§ TRY IT: In the entries below, find each line with the word "Bedridden" and return it.

[Stored items from a collection]
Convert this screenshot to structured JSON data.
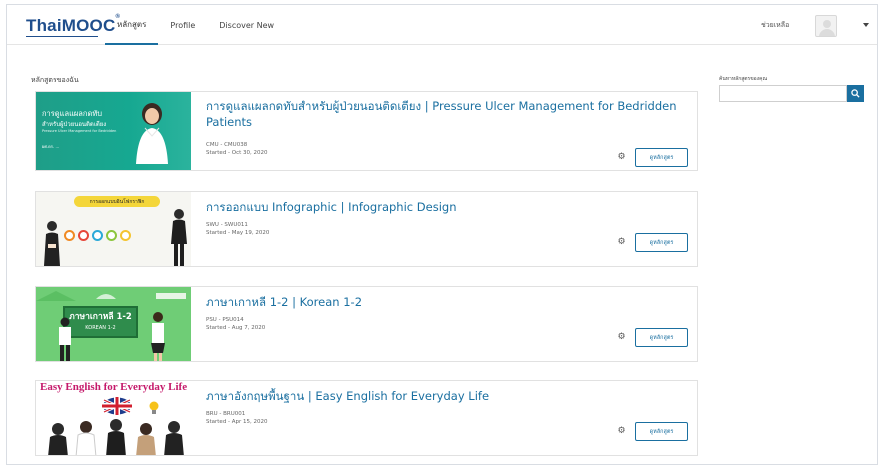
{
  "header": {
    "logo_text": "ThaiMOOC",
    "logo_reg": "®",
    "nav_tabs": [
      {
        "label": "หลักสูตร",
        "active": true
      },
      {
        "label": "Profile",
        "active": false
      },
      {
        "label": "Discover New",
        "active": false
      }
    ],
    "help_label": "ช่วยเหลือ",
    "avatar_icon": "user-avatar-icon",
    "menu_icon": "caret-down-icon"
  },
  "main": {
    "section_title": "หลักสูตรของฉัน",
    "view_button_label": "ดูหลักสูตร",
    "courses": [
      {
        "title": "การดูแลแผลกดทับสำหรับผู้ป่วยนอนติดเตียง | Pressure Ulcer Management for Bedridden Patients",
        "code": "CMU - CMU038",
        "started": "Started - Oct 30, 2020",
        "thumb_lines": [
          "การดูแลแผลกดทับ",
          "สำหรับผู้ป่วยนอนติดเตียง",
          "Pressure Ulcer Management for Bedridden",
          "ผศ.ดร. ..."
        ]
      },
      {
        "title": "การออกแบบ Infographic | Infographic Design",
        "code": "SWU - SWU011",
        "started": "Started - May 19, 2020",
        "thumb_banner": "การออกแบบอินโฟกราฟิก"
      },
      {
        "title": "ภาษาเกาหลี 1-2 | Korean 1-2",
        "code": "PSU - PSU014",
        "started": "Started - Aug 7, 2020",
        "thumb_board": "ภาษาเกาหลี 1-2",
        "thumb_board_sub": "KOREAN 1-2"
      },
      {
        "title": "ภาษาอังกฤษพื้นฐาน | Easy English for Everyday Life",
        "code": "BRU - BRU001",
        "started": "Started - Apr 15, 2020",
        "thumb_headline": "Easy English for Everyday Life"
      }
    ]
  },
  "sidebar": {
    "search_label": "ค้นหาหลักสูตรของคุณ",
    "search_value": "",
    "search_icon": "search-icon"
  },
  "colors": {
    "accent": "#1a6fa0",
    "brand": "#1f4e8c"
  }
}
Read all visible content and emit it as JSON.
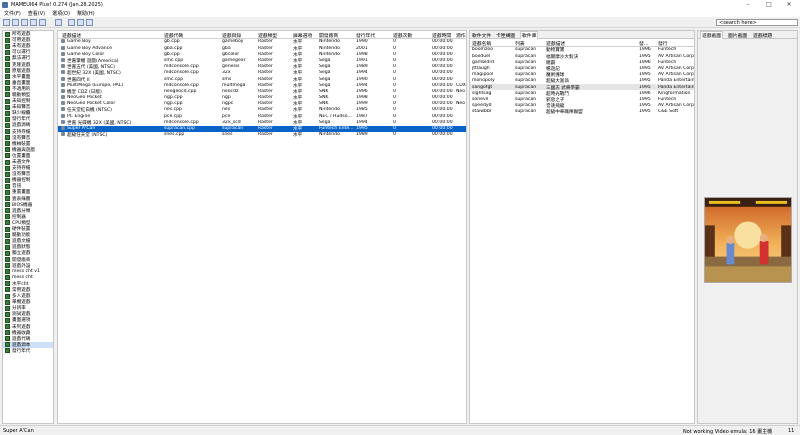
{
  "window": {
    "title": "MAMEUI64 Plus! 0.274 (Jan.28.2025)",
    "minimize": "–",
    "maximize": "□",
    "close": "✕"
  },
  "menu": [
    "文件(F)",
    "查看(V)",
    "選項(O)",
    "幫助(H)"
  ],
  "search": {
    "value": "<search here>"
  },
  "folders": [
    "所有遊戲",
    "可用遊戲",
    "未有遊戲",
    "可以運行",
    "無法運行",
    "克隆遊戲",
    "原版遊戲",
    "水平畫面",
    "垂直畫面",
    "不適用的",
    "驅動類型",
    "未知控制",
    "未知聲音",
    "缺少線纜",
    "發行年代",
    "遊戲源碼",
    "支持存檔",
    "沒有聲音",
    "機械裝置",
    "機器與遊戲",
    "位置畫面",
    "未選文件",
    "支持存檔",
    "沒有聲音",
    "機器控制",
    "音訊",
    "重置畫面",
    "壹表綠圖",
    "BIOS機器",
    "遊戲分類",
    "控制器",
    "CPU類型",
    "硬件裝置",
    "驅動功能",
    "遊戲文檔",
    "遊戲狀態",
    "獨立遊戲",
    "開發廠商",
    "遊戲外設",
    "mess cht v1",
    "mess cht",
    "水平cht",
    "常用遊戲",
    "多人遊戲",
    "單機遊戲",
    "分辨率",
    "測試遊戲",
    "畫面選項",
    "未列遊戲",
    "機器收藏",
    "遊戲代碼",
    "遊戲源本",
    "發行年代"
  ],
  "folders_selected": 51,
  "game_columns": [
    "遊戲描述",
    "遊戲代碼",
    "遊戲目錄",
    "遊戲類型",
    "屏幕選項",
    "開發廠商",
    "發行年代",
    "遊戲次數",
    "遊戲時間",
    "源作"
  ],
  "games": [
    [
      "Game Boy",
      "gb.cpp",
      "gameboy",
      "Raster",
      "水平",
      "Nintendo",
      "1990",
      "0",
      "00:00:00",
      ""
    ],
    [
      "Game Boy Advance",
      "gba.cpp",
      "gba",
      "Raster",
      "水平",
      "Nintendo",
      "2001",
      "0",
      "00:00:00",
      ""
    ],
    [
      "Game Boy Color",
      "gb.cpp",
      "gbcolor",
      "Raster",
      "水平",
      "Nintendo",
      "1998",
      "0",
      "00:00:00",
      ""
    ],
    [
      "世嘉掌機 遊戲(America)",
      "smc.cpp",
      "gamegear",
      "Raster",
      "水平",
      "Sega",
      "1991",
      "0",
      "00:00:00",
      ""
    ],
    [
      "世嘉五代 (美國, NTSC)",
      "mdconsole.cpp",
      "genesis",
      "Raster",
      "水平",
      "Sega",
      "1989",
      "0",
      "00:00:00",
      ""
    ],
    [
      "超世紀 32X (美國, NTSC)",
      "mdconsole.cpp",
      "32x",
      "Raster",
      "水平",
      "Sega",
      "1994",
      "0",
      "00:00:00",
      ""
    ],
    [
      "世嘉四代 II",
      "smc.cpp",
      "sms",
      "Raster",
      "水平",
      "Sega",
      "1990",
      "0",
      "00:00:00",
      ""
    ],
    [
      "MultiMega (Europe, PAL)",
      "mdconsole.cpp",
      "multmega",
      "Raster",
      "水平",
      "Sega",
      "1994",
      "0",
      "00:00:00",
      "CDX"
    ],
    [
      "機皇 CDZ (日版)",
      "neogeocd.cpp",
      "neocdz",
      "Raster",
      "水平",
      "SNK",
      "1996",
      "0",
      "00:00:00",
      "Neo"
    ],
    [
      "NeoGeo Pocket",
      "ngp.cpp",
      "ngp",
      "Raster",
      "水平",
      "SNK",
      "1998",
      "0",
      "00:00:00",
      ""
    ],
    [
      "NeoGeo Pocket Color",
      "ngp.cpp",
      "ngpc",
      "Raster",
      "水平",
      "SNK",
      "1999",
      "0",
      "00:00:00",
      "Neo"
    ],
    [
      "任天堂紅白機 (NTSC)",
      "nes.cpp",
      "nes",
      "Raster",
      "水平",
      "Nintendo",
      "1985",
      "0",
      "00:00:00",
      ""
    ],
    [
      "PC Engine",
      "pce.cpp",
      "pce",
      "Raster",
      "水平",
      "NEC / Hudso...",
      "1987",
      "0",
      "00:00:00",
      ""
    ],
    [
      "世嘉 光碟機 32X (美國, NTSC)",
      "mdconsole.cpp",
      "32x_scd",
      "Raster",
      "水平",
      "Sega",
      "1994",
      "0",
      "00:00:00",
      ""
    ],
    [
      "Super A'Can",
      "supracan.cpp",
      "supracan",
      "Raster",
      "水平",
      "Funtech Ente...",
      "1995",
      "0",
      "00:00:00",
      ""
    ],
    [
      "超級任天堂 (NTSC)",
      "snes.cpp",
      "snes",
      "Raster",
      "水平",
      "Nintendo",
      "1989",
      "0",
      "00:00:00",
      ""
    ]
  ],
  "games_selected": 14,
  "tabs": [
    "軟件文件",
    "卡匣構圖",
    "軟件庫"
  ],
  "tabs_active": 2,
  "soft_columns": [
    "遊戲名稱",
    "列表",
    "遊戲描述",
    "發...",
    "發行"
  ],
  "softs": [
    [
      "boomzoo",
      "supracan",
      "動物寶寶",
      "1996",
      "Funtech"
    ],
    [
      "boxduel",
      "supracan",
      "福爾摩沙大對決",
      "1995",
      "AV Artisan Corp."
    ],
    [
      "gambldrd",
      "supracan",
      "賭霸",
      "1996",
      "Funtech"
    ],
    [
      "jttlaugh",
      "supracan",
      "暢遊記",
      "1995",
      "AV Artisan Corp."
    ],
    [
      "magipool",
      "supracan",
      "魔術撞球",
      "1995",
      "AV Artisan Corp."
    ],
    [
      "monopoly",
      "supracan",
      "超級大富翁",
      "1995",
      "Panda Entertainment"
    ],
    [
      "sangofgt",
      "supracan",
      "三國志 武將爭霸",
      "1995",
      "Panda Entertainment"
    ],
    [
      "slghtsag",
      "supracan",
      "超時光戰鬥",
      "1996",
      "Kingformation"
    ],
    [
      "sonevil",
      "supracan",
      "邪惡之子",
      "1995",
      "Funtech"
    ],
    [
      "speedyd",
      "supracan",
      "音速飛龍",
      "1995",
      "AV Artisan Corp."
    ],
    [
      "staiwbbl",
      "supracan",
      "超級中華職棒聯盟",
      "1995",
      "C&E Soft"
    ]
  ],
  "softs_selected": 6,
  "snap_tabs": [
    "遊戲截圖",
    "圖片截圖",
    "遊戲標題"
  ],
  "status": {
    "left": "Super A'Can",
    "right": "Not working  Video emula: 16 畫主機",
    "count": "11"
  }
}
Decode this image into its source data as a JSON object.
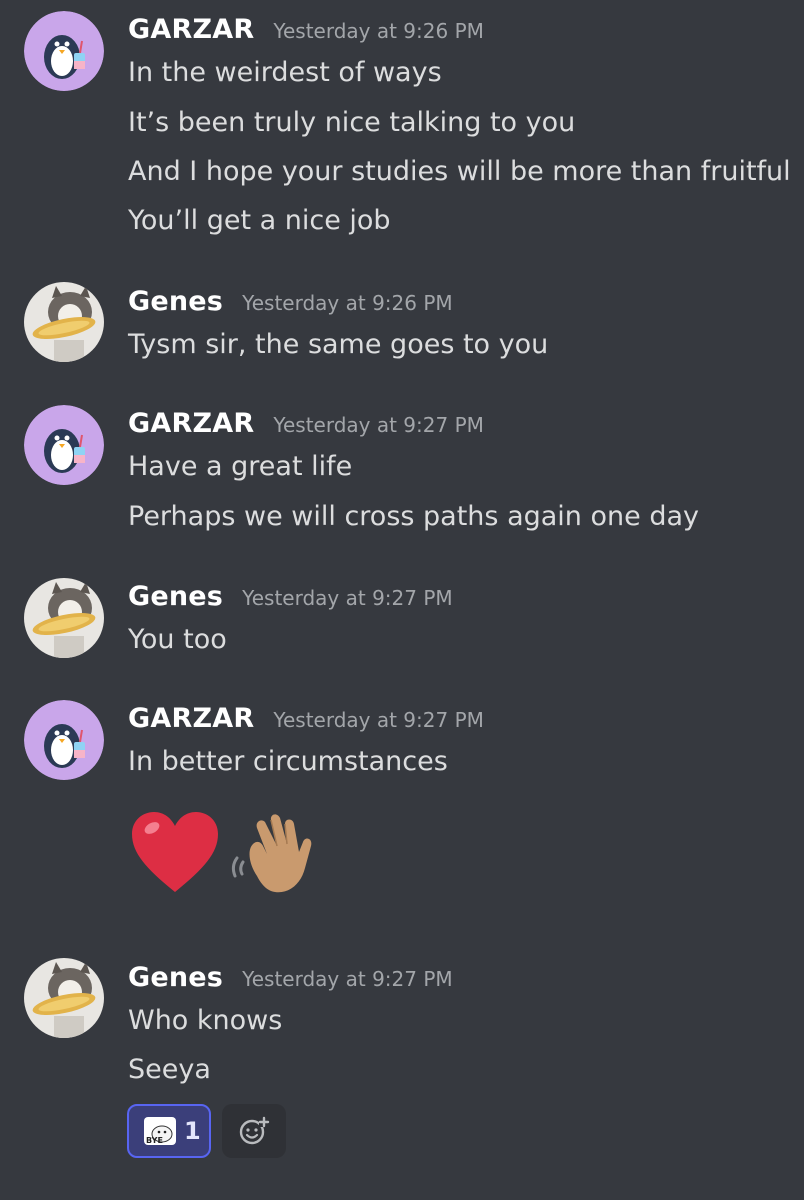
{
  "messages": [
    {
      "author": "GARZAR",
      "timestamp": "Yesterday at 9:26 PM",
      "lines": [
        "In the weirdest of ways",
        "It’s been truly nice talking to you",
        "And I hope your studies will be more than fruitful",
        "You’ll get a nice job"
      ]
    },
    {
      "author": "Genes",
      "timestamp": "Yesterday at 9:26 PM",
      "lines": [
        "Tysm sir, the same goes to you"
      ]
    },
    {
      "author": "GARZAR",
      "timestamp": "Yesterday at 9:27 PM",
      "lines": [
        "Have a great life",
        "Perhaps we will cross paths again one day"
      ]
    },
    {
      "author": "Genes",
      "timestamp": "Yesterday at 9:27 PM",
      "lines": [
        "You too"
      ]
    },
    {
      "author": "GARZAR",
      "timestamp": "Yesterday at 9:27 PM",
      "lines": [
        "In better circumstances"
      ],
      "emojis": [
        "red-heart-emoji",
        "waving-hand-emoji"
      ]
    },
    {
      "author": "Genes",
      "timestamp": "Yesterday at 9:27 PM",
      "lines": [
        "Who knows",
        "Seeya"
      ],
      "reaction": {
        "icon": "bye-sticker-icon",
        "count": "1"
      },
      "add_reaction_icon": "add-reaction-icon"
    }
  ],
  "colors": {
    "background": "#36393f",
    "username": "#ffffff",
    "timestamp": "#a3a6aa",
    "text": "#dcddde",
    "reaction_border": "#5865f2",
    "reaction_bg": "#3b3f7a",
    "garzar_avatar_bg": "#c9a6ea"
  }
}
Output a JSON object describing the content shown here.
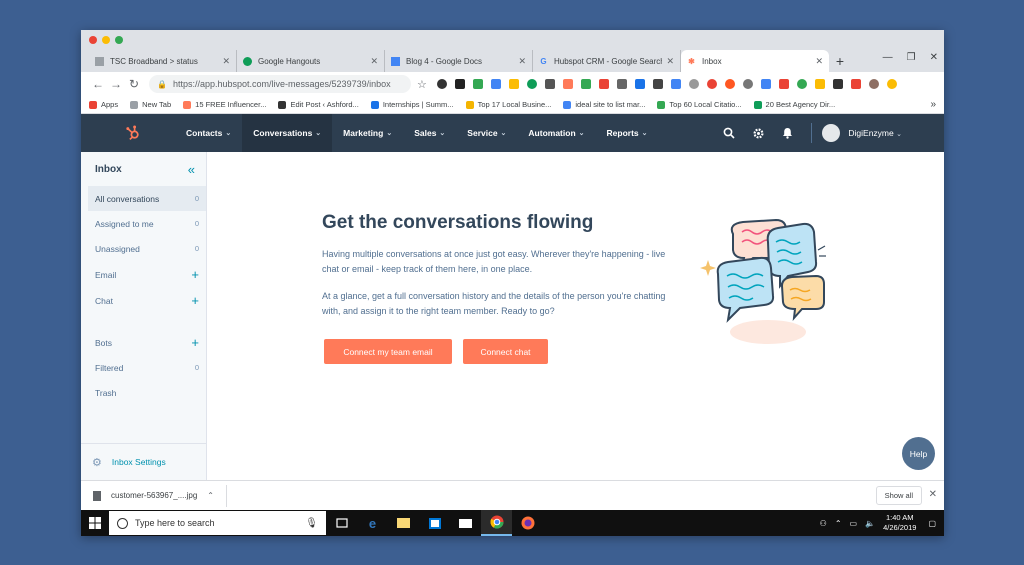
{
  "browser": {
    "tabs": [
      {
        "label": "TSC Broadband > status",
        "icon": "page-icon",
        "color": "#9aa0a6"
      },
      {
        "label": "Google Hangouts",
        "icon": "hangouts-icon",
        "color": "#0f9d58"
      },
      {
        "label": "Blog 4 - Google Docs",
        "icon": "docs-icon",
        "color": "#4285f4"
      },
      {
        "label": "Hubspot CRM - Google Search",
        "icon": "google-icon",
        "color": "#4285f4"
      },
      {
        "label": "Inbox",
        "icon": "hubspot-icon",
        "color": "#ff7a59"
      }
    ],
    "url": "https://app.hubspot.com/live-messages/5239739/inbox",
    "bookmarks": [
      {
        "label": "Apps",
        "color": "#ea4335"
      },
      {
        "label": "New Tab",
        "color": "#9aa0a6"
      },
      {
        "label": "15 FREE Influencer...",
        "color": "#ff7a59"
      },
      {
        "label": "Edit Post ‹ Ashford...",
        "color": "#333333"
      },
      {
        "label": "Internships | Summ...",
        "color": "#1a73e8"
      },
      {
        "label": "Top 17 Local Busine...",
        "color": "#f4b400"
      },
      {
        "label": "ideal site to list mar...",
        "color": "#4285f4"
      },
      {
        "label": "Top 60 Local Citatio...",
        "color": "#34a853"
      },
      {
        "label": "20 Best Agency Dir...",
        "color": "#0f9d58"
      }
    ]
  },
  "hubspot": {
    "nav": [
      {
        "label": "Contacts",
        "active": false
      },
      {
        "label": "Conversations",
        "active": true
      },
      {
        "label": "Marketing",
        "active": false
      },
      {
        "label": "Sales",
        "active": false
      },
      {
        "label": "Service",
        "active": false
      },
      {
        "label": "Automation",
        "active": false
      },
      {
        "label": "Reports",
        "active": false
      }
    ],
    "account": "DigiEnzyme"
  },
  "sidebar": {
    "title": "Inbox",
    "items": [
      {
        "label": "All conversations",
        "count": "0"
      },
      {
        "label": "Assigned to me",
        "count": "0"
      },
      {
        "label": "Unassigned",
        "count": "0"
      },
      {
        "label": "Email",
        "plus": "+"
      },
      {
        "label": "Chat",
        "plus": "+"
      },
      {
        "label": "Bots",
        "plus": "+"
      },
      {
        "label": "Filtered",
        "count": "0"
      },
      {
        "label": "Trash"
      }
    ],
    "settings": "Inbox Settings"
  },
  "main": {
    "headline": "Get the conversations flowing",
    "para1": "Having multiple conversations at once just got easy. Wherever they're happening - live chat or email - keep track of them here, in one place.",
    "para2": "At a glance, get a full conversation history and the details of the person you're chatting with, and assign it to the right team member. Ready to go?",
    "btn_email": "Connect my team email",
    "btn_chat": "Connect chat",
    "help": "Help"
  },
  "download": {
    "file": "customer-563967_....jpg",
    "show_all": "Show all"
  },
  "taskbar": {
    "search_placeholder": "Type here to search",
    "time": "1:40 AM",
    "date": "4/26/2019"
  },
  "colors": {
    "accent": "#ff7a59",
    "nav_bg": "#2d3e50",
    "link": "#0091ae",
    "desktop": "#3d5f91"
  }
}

§ ANSWER TO THE PROBLEM:
        "title": "การดูแลแผลกดทับสำหรับผู้ป่วยนอนติดเตียง | Pressure Ulcer Management for Bedridden Patients",
          "Pressure Ulcer Management for Bedridden",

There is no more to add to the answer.